* What to produce *
Reproduce every line of the records below, changing no character.

** START **

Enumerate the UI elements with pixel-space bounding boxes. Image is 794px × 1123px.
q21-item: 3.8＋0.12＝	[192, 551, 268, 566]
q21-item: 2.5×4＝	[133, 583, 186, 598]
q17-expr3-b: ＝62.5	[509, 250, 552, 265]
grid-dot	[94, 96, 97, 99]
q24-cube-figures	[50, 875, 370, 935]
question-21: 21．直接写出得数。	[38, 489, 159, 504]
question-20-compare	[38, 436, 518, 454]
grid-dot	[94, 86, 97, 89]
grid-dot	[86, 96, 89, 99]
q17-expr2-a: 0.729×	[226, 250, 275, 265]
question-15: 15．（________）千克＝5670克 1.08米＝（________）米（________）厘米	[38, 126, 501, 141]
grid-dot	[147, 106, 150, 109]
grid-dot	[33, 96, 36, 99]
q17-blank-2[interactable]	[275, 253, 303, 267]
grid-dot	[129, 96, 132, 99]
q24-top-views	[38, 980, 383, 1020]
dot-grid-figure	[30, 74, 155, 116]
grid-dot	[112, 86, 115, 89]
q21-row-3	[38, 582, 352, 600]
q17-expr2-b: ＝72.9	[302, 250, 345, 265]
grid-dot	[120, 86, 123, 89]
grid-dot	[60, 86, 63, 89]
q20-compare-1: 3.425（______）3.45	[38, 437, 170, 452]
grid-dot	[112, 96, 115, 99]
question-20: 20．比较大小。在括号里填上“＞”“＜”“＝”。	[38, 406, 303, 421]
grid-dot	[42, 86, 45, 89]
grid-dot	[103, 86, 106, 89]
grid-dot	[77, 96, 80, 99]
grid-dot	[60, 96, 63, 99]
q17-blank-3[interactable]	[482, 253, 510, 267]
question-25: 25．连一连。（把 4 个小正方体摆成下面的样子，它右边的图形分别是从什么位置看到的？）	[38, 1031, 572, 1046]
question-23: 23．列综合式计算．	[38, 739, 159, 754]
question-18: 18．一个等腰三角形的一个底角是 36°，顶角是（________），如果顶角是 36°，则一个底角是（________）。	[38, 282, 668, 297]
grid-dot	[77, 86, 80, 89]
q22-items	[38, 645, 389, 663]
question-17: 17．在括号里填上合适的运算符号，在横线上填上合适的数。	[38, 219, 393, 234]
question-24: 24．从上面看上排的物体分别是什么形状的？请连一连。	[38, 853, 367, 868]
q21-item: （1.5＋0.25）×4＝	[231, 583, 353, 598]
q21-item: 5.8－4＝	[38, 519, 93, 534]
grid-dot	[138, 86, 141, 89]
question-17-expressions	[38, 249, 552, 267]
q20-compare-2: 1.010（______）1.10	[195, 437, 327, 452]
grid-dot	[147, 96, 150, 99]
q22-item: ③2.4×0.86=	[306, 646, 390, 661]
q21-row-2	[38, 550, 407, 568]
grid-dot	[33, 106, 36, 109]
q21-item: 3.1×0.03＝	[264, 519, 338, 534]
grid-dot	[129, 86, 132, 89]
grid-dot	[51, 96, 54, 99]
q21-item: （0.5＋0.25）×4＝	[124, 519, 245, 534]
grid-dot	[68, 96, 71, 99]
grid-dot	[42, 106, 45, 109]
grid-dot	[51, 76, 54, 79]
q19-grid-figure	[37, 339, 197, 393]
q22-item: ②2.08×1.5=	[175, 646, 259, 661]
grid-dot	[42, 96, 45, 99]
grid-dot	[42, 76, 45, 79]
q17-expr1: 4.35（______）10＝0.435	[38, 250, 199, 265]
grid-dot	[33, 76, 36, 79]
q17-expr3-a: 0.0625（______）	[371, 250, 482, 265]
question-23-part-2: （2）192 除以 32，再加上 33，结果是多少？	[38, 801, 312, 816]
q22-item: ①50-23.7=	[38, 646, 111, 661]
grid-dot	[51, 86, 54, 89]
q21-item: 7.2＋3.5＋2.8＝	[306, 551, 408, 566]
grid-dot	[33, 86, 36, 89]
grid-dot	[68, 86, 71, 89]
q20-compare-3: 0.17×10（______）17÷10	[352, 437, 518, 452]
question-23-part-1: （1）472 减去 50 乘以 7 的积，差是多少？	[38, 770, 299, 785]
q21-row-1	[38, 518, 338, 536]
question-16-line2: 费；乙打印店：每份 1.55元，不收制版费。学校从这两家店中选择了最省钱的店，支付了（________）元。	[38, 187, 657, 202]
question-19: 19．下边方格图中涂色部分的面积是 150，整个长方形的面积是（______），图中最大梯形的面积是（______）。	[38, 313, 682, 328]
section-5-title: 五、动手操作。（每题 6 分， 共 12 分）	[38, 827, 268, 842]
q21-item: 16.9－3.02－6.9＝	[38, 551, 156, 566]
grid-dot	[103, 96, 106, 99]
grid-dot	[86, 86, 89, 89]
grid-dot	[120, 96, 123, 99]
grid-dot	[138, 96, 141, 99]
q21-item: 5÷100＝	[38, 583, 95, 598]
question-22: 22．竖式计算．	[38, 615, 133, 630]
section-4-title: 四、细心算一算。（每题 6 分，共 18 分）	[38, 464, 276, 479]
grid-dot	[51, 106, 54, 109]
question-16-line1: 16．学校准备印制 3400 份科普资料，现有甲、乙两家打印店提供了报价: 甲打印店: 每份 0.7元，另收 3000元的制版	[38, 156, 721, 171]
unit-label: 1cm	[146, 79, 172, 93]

** END **

* Full answer *
Enumerate the UI elements with pixel-space bounding boxes. Image is 794px × 1123px.
q21-item: 3.8＋0.12＝	[192, 551, 268, 566]
q21-item: 2.5×4＝	[133, 583, 186, 598]
q17-expr3-b: ＝62.5	[509, 250, 552, 265]
grid-dot	[94, 96, 97, 99]
q24-cube-figures	[50, 875, 370, 935]
question-21: 21．直接写出得数。	[38, 489, 159, 504]
question-20-compare	[38, 436, 518, 454]
grid-dot	[94, 86, 97, 89]
grid-dot	[86, 96, 89, 99]
q17-expr2-a: 0.729×	[226, 250, 275, 265]
question-15: 15．（________）千克＝5670克 1.08米＝（________）米（________）厘米	[38, 126, 501, 141]
grid-dot	[147, 106, 150, 109]
grid-dot	[33, 96, 36, 99]
q17-blank-2[interactable]	[275, 253, 303, 267]
grid-dot	[129, 96, 132, 99]
q24-top-views	[38, 980, 383, 1020]
dot-grid-figure	[30, 74, 155, 116]
grid-dot	[112, 86, 115, 89]
q21-row-3	[38, 582, 352, 600]
q17-expr2-b: ＝72.9	[302, 250, 345, 265]
grid-dot	[120, 86, 123, 89]
grid-dot	[60, 86, 63, 89]
q20-compare-1: 3.425（______）3.45	[38, 437, 170, 452]
grid-dot	[112, 96, 115, 99]
question-20: 20．比较大小。在括号里填上“＞”“＜”“＝”。	[38, 406, 303, 421]
grid-dot	[42, 86, 45, 89]
grid-dot	[103, 86, 106, 89]
grid-dot	[77, 96, 80, 99]
grid-dot	[60, 96, 63, 99]
q17-blank-3[interactable]	[482, 253, 510, 267]
question-25: 25．连一连。（把 4 个小正方体摆成下面的样子，它右边的图形分别是从什么位置看到的？）	[38, 1031, 572, 1046]
question-23: 23．列综合式计算．	[38, 739, 159, 754]
question-18: 18．一个等腰三角形的一个底角是 36°，顶角是（________），如果顶角是 36°，则一个底角是（________）。	[38, 282, 668, 297]
grid-dot	[77, 86, 80, 89]
q22-items	[38, 645, 389, 663]
question-17: 17．在括号里填上合适的运算符号，在横线上填上合适的数。	[38, 219, 393, 234]
question-24: 24．从上面看上排的物体分别是什么形状的？请连一连。	[38, 853, 367, 868]
q21-item: （1.5＋0.25）×4＝	[231, 583, 353, 598]
q21-item: 5.8－4＝	[38, 519, 93, 534]
grid-dot	[138, 86, 141, 89]
question-17-expressions	[38, 249, 552, 267]
q20-compare-2: 1.010（______）1.10	[195, 437, 327, 452]
grid-dot	[147, 96, 150, 99]
q22-item: ③2.4×0.86=	[306, 646, 390, 661]
q21-row-2	[38, 550, 407, 568]
grid-dot	[33, 106, 36, 109]
q21-item: 3.1×0.03＝	[264, 519, 338, 534]
grid-dot	[129, 86, 132, 89]
grid-dot	[51, 96, 54, 99]
q21-item: （0.5＋0.25）×4＝	[124, 519, 245, 534]
grid-dot	[68, 96, 71, 99]
grid-dot	[42, 106, 45, 109]
grid-dot	[51, 76, 54, 79]
q19-grid-figure	[37, 339, 197, 393]
q22-item: ②2.08×1.5=	[175, 646, 259, 661]
grid-dot	[42, 96, 45, 99]
grid-dot	[42, 76, 45, 79]
q17-expr1: 4.35（______）10＝0.435	[38, 250, 199, 265]
grid-dot	[33, 76, 36, 79]
q17-expr3-a: 0.0625（______）	[371, 250, 482, 265]
question-23-part-2: （2）192 除以 32，再加上 33，结果是多少？	[38, 801, 312, 816]
q22-item: ①50-23.7=	[38, 646, 111, 661]
grid-dot	[51, 86, 54, 89]
q21-item: 7.2＋3.5＋2.8＝	[306, 551, 408, 566]
grid-dot	[33, 86, 36, 89]
grid-dot	[68, 86, 71, 89]
q20-compare-3: 0.17×10（______）17÷10	[352, 437, 518, 452]
question-23-part-1: （1）472 减去 50 乘以 7 的积，差是多少？	[38, 770, 299, 785]
q21-row-1	[38, 518, 338, 536]
question-16-line2: 费；乙打印店：每份 1.55元，不收制版费。学校从这两家店中选择了最省钱的店，支付了（________）元。	[38, 187, 657, 202]
question-19: 19．下边方格图中涂色部分的面积是 150，整个长方形的面积是（______），图中最大梯形的面积是（______）。	[38, 313, 682, 328]
section-5-title: 五、动手操作。（每题 6 分， 共 12 分）	[38, 827, 268, 842]
q21-item: 16.9－3.02－6.9＝	[38, 551, 156, 566]
grid-dot	[103, 96, 106, 99]
grid-dot	[86, 86, 89, 89]
grid-dot	[120, 96, 123, 99]
grid-dot	[138, 96, 141, 99]
q21-item: 5÷100＝	[38, 583, 95, 598]
question-22: 22．竖式计算．	[38, 615, 133, 630]
section-4-title: 四、细心算一算。（每题 6 分，共 18 分）	[38, 464, 276, 479]
grid-dot	[51, 106, 54, 109]
question-16-line1: 16．学校准备印制 3400 份科普资料，现有甲、乙两家打印店提供了报价: 甲打印店: 每份 0.7元，另收 3000元的制版	[38, 156, 721, 171]
unit-label: 1cm	[146, 79, 172, 93]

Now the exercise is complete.